**Required work**
Find each line containing the string "more" and return it.

(Saved entries)
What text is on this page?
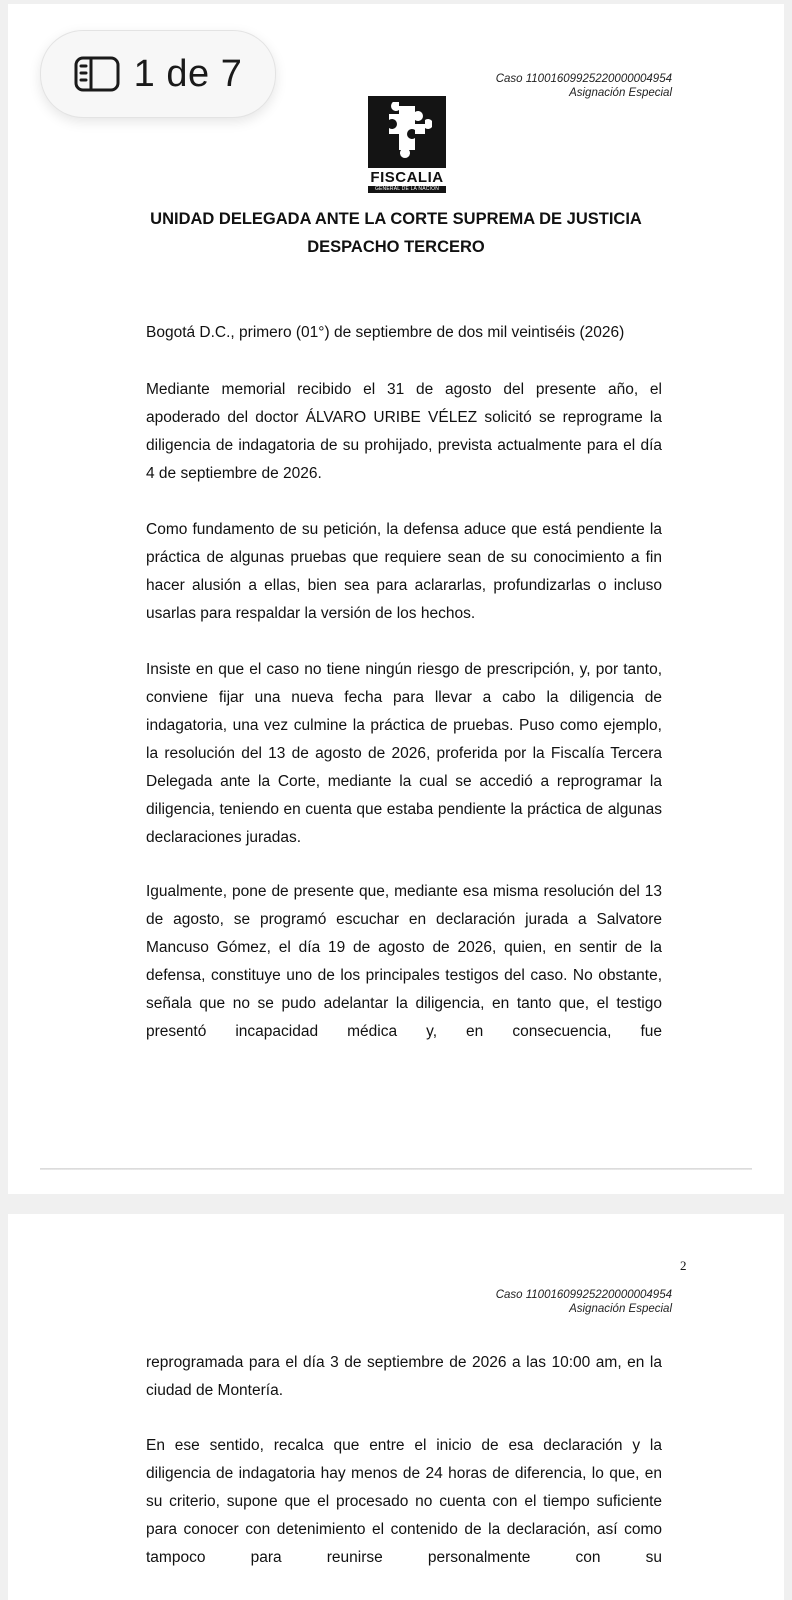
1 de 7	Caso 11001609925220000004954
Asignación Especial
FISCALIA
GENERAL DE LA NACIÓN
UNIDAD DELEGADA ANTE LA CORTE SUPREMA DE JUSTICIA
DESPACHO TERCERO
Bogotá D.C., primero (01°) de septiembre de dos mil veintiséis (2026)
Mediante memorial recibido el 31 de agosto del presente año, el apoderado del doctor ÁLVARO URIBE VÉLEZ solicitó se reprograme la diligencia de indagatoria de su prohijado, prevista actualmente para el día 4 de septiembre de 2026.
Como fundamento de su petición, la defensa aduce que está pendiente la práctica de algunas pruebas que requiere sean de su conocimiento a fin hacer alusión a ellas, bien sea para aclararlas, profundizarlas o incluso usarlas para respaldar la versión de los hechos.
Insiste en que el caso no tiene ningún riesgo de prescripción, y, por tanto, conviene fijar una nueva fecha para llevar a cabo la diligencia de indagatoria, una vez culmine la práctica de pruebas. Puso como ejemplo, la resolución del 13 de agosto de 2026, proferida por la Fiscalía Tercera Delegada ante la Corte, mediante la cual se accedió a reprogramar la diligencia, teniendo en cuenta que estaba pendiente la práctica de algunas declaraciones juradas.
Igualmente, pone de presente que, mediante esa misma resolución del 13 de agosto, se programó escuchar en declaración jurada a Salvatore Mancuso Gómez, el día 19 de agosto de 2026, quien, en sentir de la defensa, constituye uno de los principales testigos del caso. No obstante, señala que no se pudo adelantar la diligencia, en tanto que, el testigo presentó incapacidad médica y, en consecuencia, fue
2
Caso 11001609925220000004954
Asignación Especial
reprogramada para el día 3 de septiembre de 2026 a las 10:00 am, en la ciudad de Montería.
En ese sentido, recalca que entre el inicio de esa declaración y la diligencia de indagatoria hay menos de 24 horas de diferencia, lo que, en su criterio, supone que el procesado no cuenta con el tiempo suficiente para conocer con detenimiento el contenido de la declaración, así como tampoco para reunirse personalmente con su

==

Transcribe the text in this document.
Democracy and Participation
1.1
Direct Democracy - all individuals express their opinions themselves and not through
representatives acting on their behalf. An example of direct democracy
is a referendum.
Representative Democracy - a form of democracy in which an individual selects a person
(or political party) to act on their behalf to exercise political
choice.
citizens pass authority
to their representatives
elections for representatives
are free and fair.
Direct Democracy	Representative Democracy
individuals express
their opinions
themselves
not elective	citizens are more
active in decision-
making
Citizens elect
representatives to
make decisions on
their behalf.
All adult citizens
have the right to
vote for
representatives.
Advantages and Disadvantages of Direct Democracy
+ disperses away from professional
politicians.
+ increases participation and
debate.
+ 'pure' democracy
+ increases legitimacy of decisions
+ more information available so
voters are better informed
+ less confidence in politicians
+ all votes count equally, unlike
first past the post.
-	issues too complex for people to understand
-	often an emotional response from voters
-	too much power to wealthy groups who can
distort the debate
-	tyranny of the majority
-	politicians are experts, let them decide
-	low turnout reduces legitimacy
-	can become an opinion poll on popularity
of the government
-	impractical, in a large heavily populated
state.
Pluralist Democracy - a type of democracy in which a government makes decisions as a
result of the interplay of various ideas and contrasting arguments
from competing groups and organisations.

**Output**
not elective	citizens are more
+ more information available so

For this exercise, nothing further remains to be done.